#### PROVIDED RECORDS

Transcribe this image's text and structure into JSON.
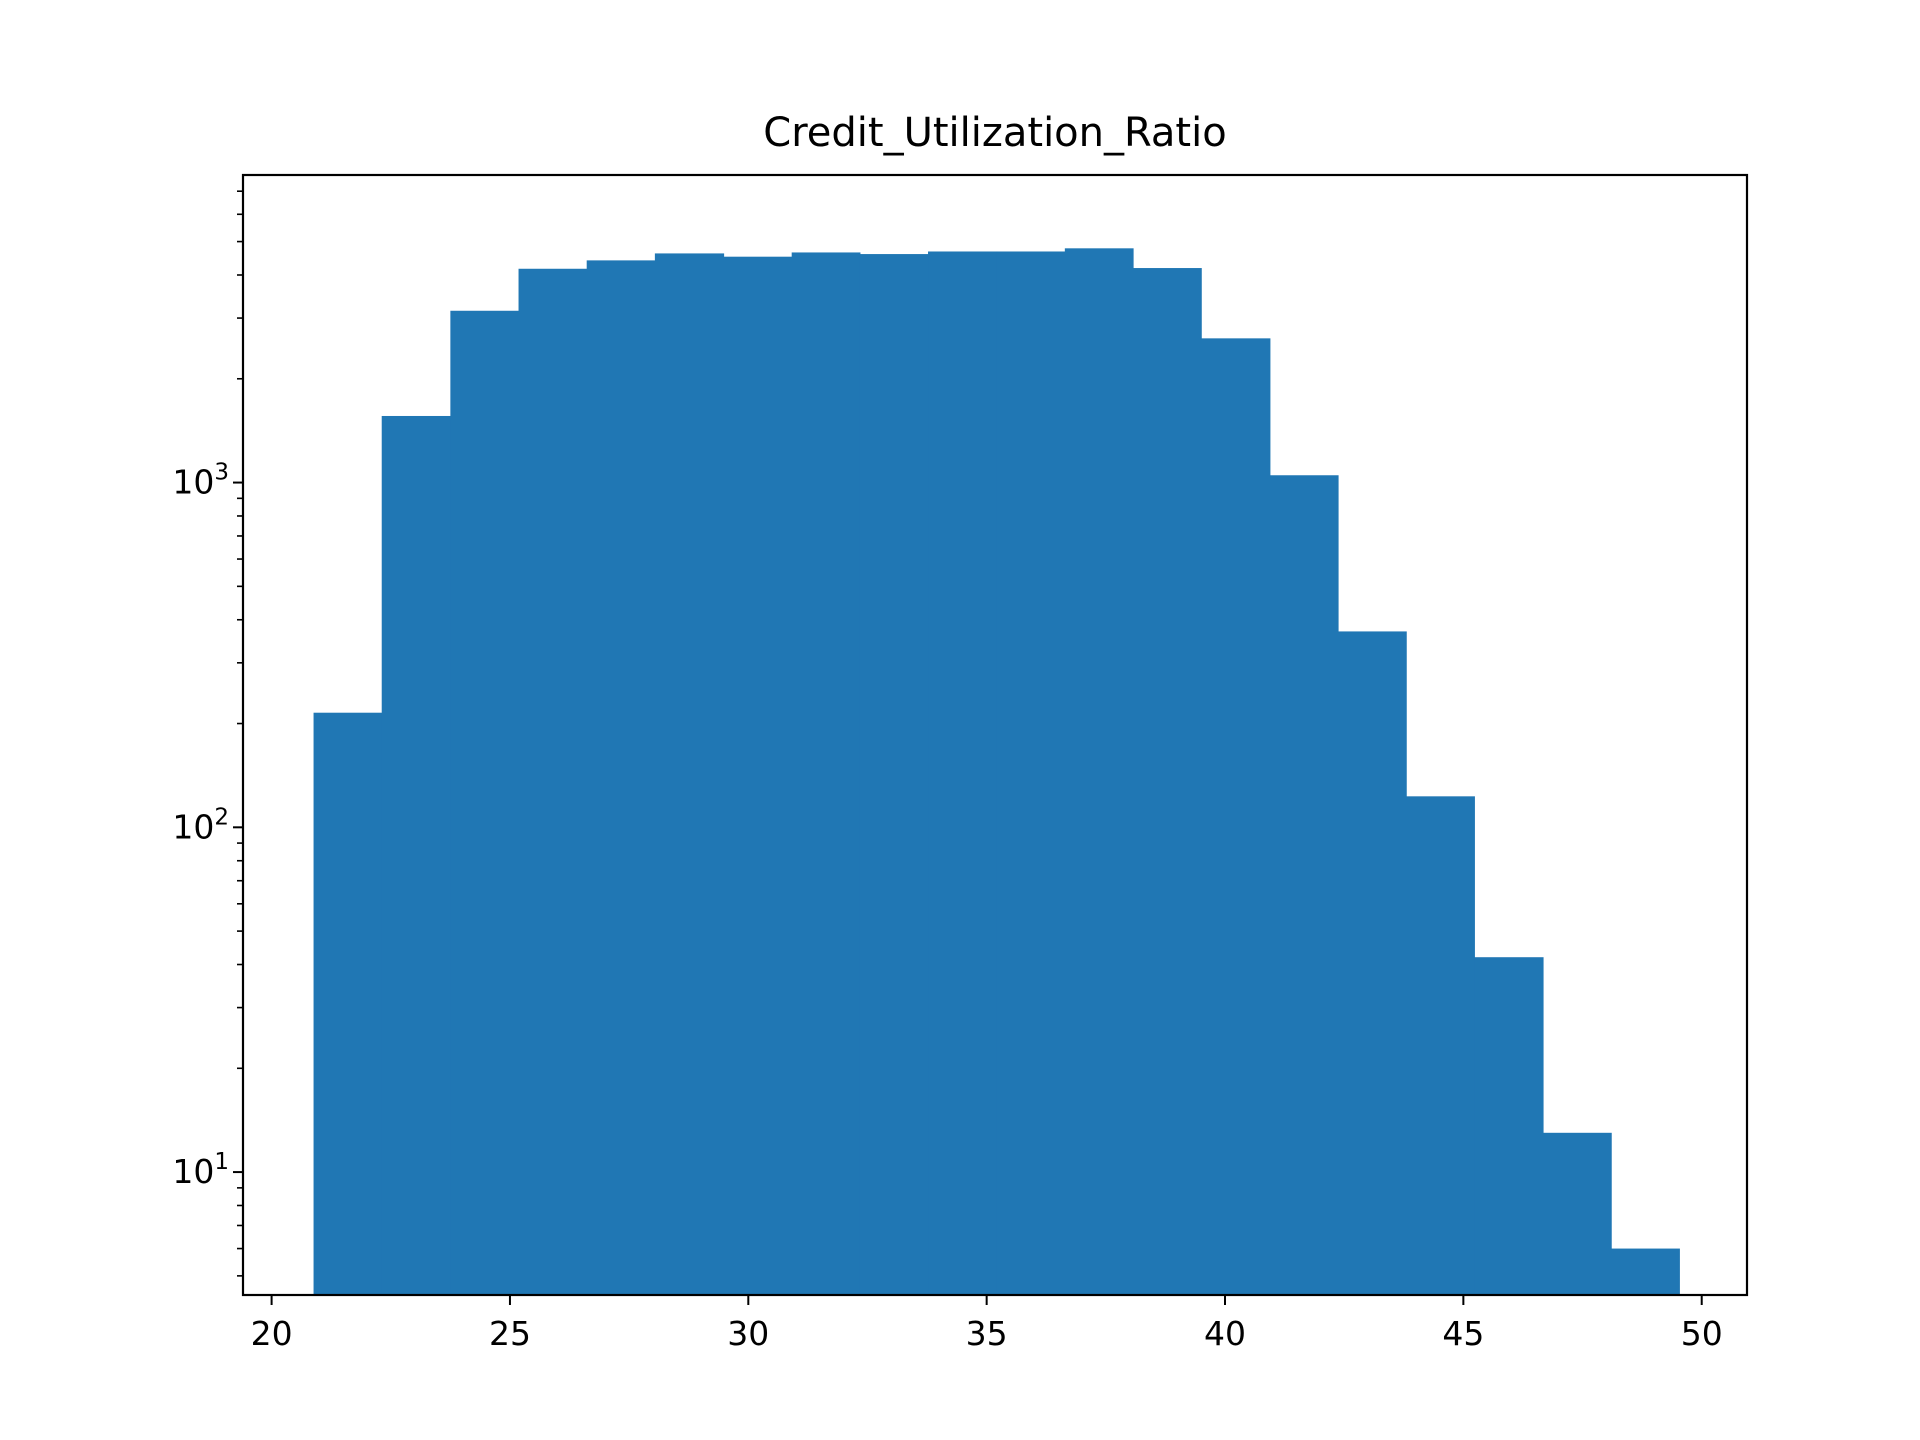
{
  "chart_data": {
    "type": "bar",
    "title": "Credit_Utilization_Ratio",
    "xlabel": "",
    "ylabel": "",
    "yscale": "log",
    "grid": false,
    "bar_color": "#2077b4",
    "xlim": [
      19.4,
      50.95
    ],
    "ylim": [
      4.4,
      7800
    ],
    "x_ticks": [
      {
        "value": 20,
        "label": "20"
      },
      {
        "value": 25,
        "label": "25"
      },
      {
        "value": 30,
        "label": "30"
      },
      {
        "value": 35,
        "label": "35"
      },
      {
        "value": 40,
        "label": "40"
      },
      {
        "value": 45,
        "label": "45"
      },
      {
        "value": 50,
        "label": "50"
      }
    ],
    "y_ticks": [
      {
        "value": 10,
        "base": "10",
        "exp": "1"
      },
      {
        "value": 100,
        "base": "10",
        "exp": "2"
      },
      {
        "value": 1000,
        "base": "10",
        "exp": "3"
      }
    ],
    "bins": [
      {
        "x0": 20.88,
        "x1": 22.31,
        "count": 215
      },
      {
        "x0": 22.31,
        "x1": 23.75,
        "count": 1560
      },
      {
        "x0": 23.75,
        "x1": 25.18,
        "count": 3150
      },
      {
        "x0": 25.18,
        "x1": 26.61,
        "count": 4170
      },
      {
        "x0": 26.61,
        "x1": 28.04,
        "count": 4410
      },
      {
        "x0": 28.04,
        "x1": 29.48,
        "count": 4620
      },
      {
        "x0": 29.48,
        "x1": 30.91,
        "count": 4520
      },
      {
        "x0": 30.91,
        "x1": 32.34,
        "count": 4650
      },
      {
        "x0": 32.34,
        "x1": 33.77,
        "count": 4600
      },
      {
        "x0": 33.77,
        "x1": 35.21,
        "count": 4680
      },
      {
        "x0": 35.21,
        "x1": 36.64,
        "count": 4680
      },
      {
        "x0": 36.64,
        "x1": 38.07,
        "count": 4780
      },
      {
        "x0": 38.07,
        "x1": 39.5,
        "count": 4190
      },
      {
        "x0": 39.5,
        "x1": 40.94,
        "count": 2620
      },
      {
        "x0": 40.94,
        "x1": 42.37,
        "count": 1050
      },
      {
        "x0": 42.37,
        "x1": 43.8,
        "count": 370
      },
      {
        "x0": 43.8,
        "x1": 45.23,
        "count": 123
      },
      {
        "x0": 45.23,
        "x1": 46.67,
        "count": 42
      },
      {
        "x0": 46.67,
        "x1": 48.1,
        "count": 13
      },
      {
        "x0": 48.1,
        "x1": 49.53,
        "count": 6
      }
    ]
  }
}
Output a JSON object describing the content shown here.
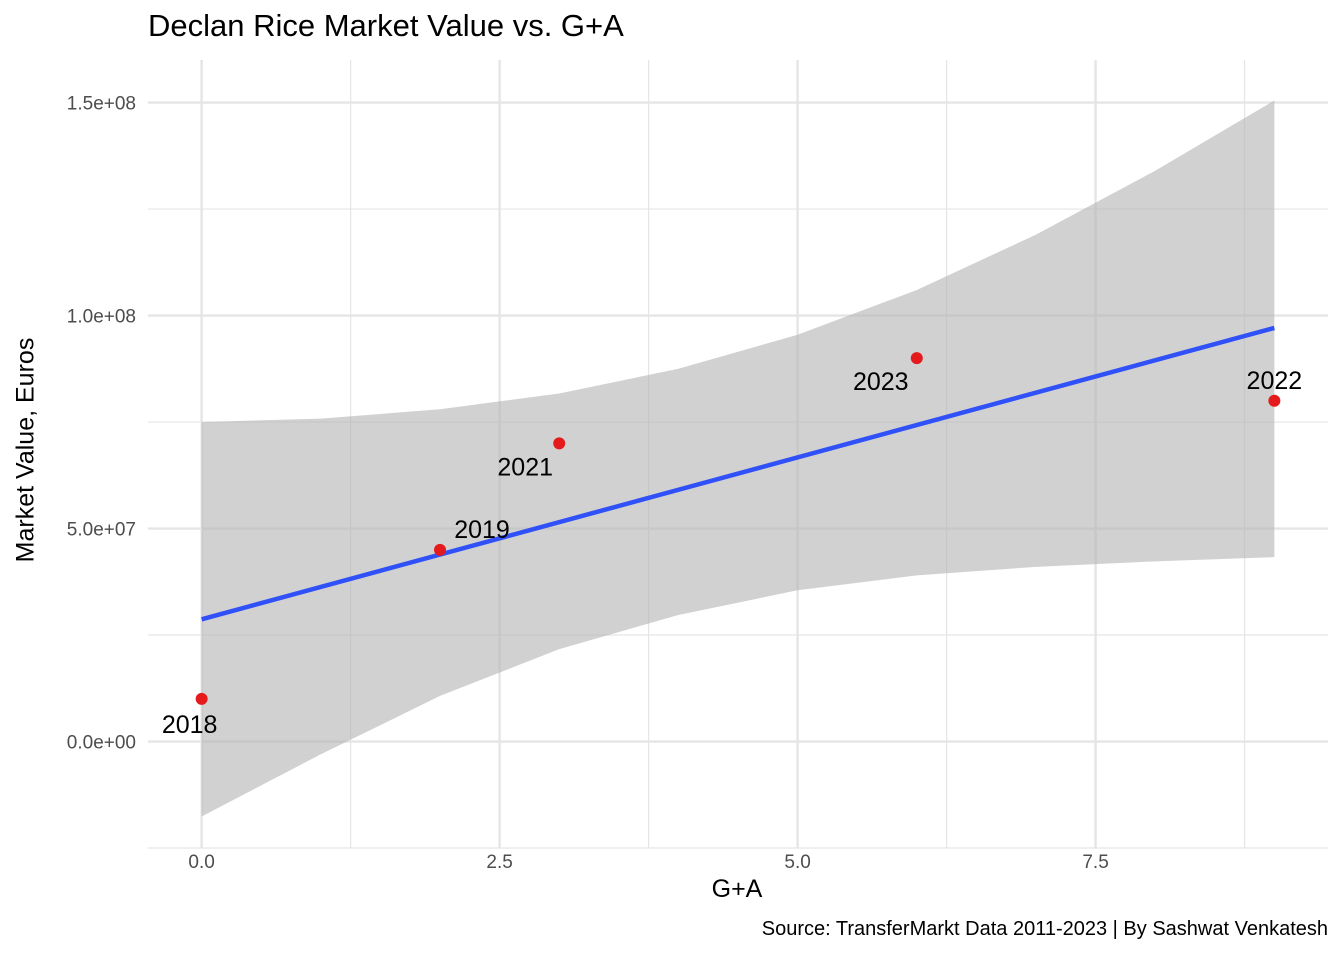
{
  "chart_data": {
    "type": "scatter",
    "title": "Declan Rice Market Value vs. G+A",
    "caption": "Source: TransferMarkt Data 2011-2023 | By Sashwat Venkatesh",
    "xlabel": "G+A",
    "ylabel": "Market Value, Euros",
    "xlim": [
      -0.45,
      9.45
    ],
    "ylim": [
      -25000000,
      160000000
    ],
    "x_ticks": [
      0.0,
      2.5,
      5.0,
      7.5
    ],
    "x_tick_labels": [
      "0.0",
      "2.5",
      "5.0",
      "7.5"
    ],
    "y_ticks": [
      0,
      50000000,
      100000000,
      150000000
    ],
    "y_tick_labels": [
      "0.0e+00",
      "5.0e+07",
      "1.0e+08",
      "1.5e+08"
    ],
    "grid": true,
    "points": [
      {
        "label": "2018",
        "x": 0,
        "y": 10000000
      },
      {
        "label": "2019",
        "x": 2,
        "y": 45000000
      },
      {
        "label": "2021",
        "x": 3,
        "y": 70000000
      },
      {
        "label": "2023",
        "x": 6,
        "y": 90000000
      },
      {
        "label": "2022",
        "x": 9,
        "y": 80000000
      }
    ],
    "regression_line": {
      "x": [
        0,
        9
      ],
      "y": [
        28700000,
        97100000
      ]
    },
    "confidence_band": {
      "x": [
        0,
        1,
        2,
        3,
        4,
        5,
        6,
        7,
        8,
        9
      ],
      "upper": [
        75000000,
        75800000,
        78000000,
        81700000,
        87500000,
        95500000,
        106000000,
        119000000,
        134000000,
        150500000
      ],
      "lower": [
        -17600000,
        -3000000,
        10700000,
        21700000,
        29700000,
        35500000,
        39000000,
        41000000,
        42300000,
        43300000
      ]
    },
    "colors": {
      "point": "#e41a1c",
      "line": "#3050f8",
      "band": "#b3b3b3",
      "grid": "#e5e5e5"
    }
  }
}
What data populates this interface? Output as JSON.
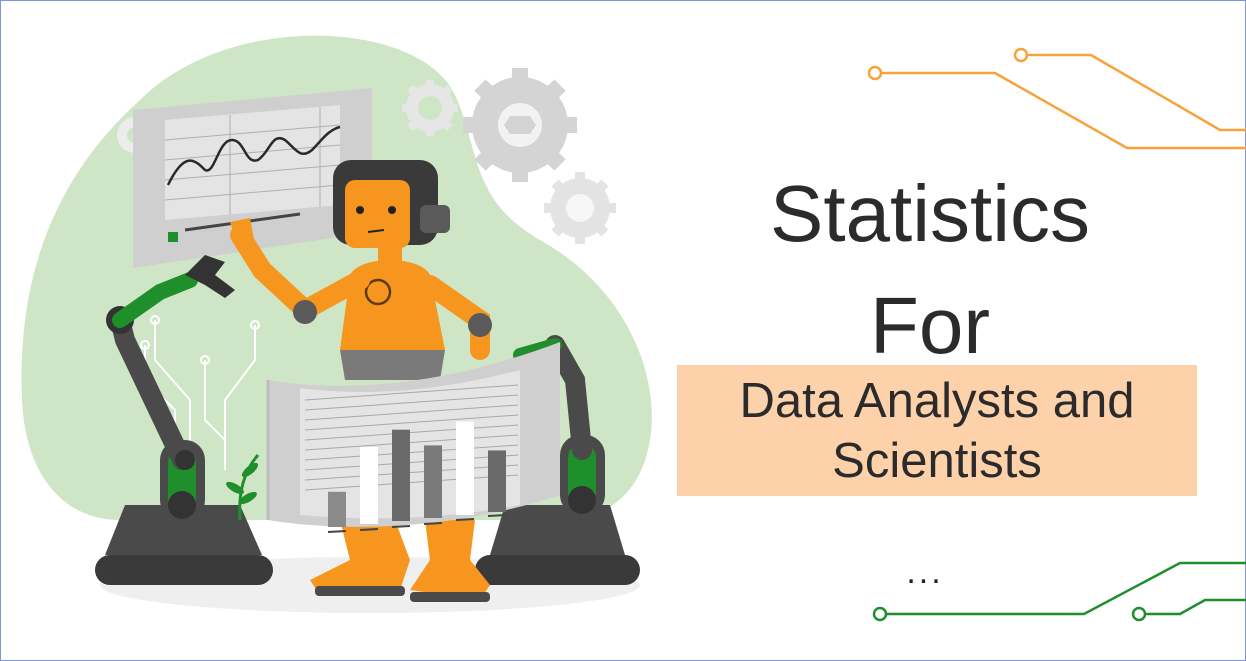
{
  "title": {
    "line1": "Statistics",
    "line2": "For"
  },
  "subtitle": "Data Analysts and Scientists",
  "ellipsis": "...",
  "colors": {
    "accent_orange": "#f7a23a",
    "accent_green": "#1f8f2c",
    "blob_green": "#cfe6c6",
    "subtitle_bg": "#fdd1aa",
    "text": "#2b2b2b",
    "robot_orange": "#f7961e",
    "gear_gray": "#d4d4d4",
    "screen_gray": "#cfcfcf"
  },
  "illustration": {
    "subject": "robot-icon",
    "screen_chart_bars": [
      0.32,
      0.7,
      0.83,
      0.66,
      0.85,
      0.56
    ]
  }
}
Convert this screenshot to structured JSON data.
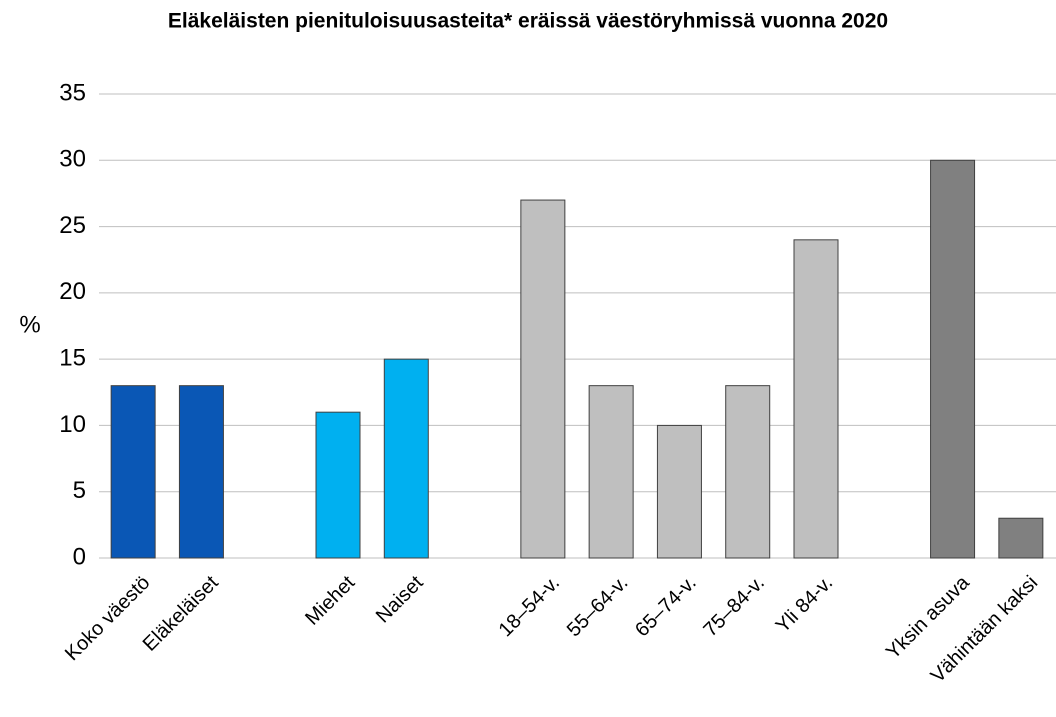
{
  "chart_data": {
    "type": "bar",
    "title": "Eläkeläisten pienituloisuusasteita* eräissä väestöryhmissä vuonna 2020",
    "y_label": "%",
    "categories": [
      "Koko väestö",
      "Eläkeläiset",
      null,
      "Miehet",
      "Naiset",
      null,
      "18–54-v.",
      "55–64-v.",
      "65–74-v.",
      "75–84-v.",
      "Yli 84-v.",
      null,
      "Yksin asuva",
      "Vähintään kaksi"
    ],
    "values": [
      13,
      13,
      null,
      11,
      15,
      null,
      27,
      13,
      10,
      13,
      24,
      null,
      30,
      3
    ],
    "colors": [
      "#0a57b5",
      "#0a57b5",
      null,
      "#00b0f0",
      "#00b0f0",
      null,
      "#bfbfbf",
      "#bfbfbf",
      "#bfbfbf",
      "#bfbfbf",
      "#bfbfbf",
      null,
      "#808080",
      "#808080"
    ],
    "ylim": [
      0,
      35
    ],
    "yticks": [
      0,
      5,
      10,
      15,
      20,
      25,
      30,
      35
    ],
    "grid": true
  }
}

########

TASK PROMPT
Return the material word for word. Pictures are not part of the copy.

TASK SOLUTION
Transcribe this image's text and structure into JSON.
{
  "chart_data": {
    "type": "bar",
    "title": "Credit_Utilization_Ratio",
    "xlabel": "",
    "ylabel": "",
    "yscale": "log",
    "grid": false,
    "bar_color": "#2077b4",
    "xlim": [
      19.4,
      50.95
    ],
    "ylim": [
      4.4,
      7800
    ],
    "x_ticks": [
      {
        "value": 20,
        "label": "20"
      },
      {
        "value": 25,
        "label": "25"
      },
      {
        "value": 30,
        "label": "30"
      },
      {
        "value": 35,
        "label": "35"
      },
      {
        "value": 40,
        "label": "40"
      },
      {
        "value": 45,
        "label": "45"
      },
      {
        "value": 50,
        "label": "50"
      }
    ],
    "y_ticks": [
      {
        "value": 10,
        "base": "10",
        "exp": "1"
      },
      {
        "value": 100,
        "base": "10",
        "exp": "2"
      },
      {
        "value": 1000,
        "base": "10",
        "exp": "3"
      }
    ],
    "bins": [
      {
        "x0": 20.88,
        "x1": 22.31,
        "count": 215
      },
      {
        "x0": 22.31,
        "x1": 23.75,
        "count": 1560
      },
      {
        "x0": 23.75,
        "x1": 25.18,
        "count": 3150
      },
      {
        "x0": 25.18,
        "x1": 26.61,
        "count": 4170
      },
      {
        "x0": 26.61,
        "x1": 28.04,
        "count": 4410
      },
      {
        "x0": 28.04,
        "x1": 29.48,
        "count": 4620
      },
      {
        "x0": 29.48,
        "x1": 30.91,
        "count": 4520
      },
      {
        "x0": 30.91,
        "x1": 32.34,
        "count": 4650
      },
      {
        "x0": 32.34,
        "x1": 33.77,
        "count": 4600
      },
      {
        "x0": 33.77,
        "x1": 35.21,
        "count": 4680
      },
      {
        "x0": 35.21,
        "x1": 36.64,
        "count": 4680
      },
      {
        "x0": 36.64,
        "x1": 38.07,
        "count": 4780
      },
      {
        "x0": 38.07,
        "x1": 39.5,
        "count": 4190
      },
      {
        "x0": 39.5,
        "x1": 40.94,
        "count": 2620
      },
      {
        "x0": 40.94,
        "x1": 42.37,
        "count": 1050
      },
      {
        "x0": 42.37,
        "x1": 43.8,
        "count": 370
      },
      {
        "x0": 43.8,
        "x1": 45.23,
        "count": 123
      },
      {
        "x0": 45.23,
        "x1": 46.67,
        "count": 42
      },
      {
        "x0": 46.67,
        "x1": 48.1,
        "count": 13
      },
      {
        "x0": 48.1,
        "x1": 49.53,
        "count": 6
      }
    ]
  }
}
Output a JSON object describing the content shown here.
{
  "chart_data": {
    "type": "scatter",
    "title": "Declan Rice Market Value vs. G+A",
    "caption": "Source: TransferMarkt Data 2011-2023 | By Sashwat Venkatesh",
    "xlabel": "G+A",
    "ylabel": "Market Value, Euros",
    "xlim": [
      -0.45,
      9.45
    ],
    "ylim": [
      -25000000,
      160000000
    ],
    "x_ticks": [
      0.0,
      2.5,
      5.0,
      7.5
    ],
    "x_tick_labels": [
      "0.0",
      "2.5",
      "5.0",
      "7.5"
    ],
    "y_ticks": [
      0,
      50000000,
      100000000,
      150000000
    ],
    "y_tick_labels": [
      "0.0e+00",
      "5.0e+07",
      "1.0e+08",
      "1.5e+08"
    ],
    "grid": true,
    "points": [
      {
        "label": "2018",
        "x": 0,
        "y": 10000000
      },
      {
        "label": "2019",
        "x": 2,
        "y": 45000000
      },
      {
        "label": "2021",
        "x": 3,
        "y": 70000000
      },
      {
        "label": "2023",
        "x": 6,
        "y": 90000000
      },
      {
        "label": "2022",
        "x": 9,
        "y": 80000000
      }
    ],
    "regression_line": {
      "x": [
        0,
        9
      ],
      "y": [
        28700000,
        97100000
      ]
    },
    "confidence_band": {
      "x": [
        0,
        1,
        2,
        3,
        4,
        5,
        6,
        7,
        8,
        9
      ],
      "upper": [
        75000000,
        75800000,
        78000000,
        81700000,
        87500000,
        95500000,
        106000000,
        119000000,
        134000000,
        150500000
      ],
      "lower": [
        -17600000,
        -3000000,
        10700000,
        21700000,
        29700000,
        35500000,
        39000000,
        41000000,
        42300000,
        43300000
      ]
    },
    "colors": {
      "point": "#e41a1c",
      "line": "#3050f8",
      "band": "#b3b3b3",
      "grid": "#e5e5e5"
    }
  }
}
What data populates this interface? Output as JSON.
{
  "title": {
    "line1": "Statistics",
    "line2": "For"
  },
  "subtitle": "Data Analysts and Scientists",
  "ellipsis": "...",
  "colors": {
    "accent_orange": "#f7a23a",
    "accent_green": "#1f8f2c",
    "blob_green": "#cfe6c6",
    "subtitle_bg": "#fdd1aa",
    "text": "#2b2b2b",
    "robot_orange": "#f7961e",
    "gear_gray": "#d4d4d4",
    "screen_gray": "#cfcfcf"
  },
  "illustration": {
    "subject": "robot-icon",
    "screen_chart_bars": [
      0.32,
      0.7,
      0.83,
      0.66,
      0.85,
      0.56
    ]
  }
}
Convert this screenshot to structured JSON data.
{
  "chart_data": {
    "type": "bar",
    "title": "Eläkeläisten pienituloisuusasteita* eräissä väestöryhmissä vuonna 2020",
    "y_label": "%",
    "categories": [
      "Koko väestö",
      "Eläkeläiset",
      null,
      "Miehet",
      "Naiset",
      null,
      "18–54-v.",
      "55–64-v.",
      "65–74-v.",
      "75–84-v.",
      "Yli 84-v.",
      null,
      "Yksin asuva",
      "Vähintään kaksi"
    ],
    "values": [
      13,
      13,
      null,
      11,
      15,
      null,
      27,
      13,
      10,
      13,
      24,
      null,
      30,
      3
    ],
    "colors": [
      "#0a57b5",
      "#0a57b5",
      null,
      "#00b0f0",
      "#00b0f0",
      null,
      "#bfbfbf",
      "#bfbfbf",
      "#bfbfbf",
      "#bfbfbf",
      "#bfbfbf",
      null,
      "#808080",
      "#808080"
    ],
    "ylim": [
      0,
      35
    ],
    "yticks": [
      0,
      5,
      10,
      15,
      20,
      25,
      30,
      35
    ],
    "grid": true
  }
}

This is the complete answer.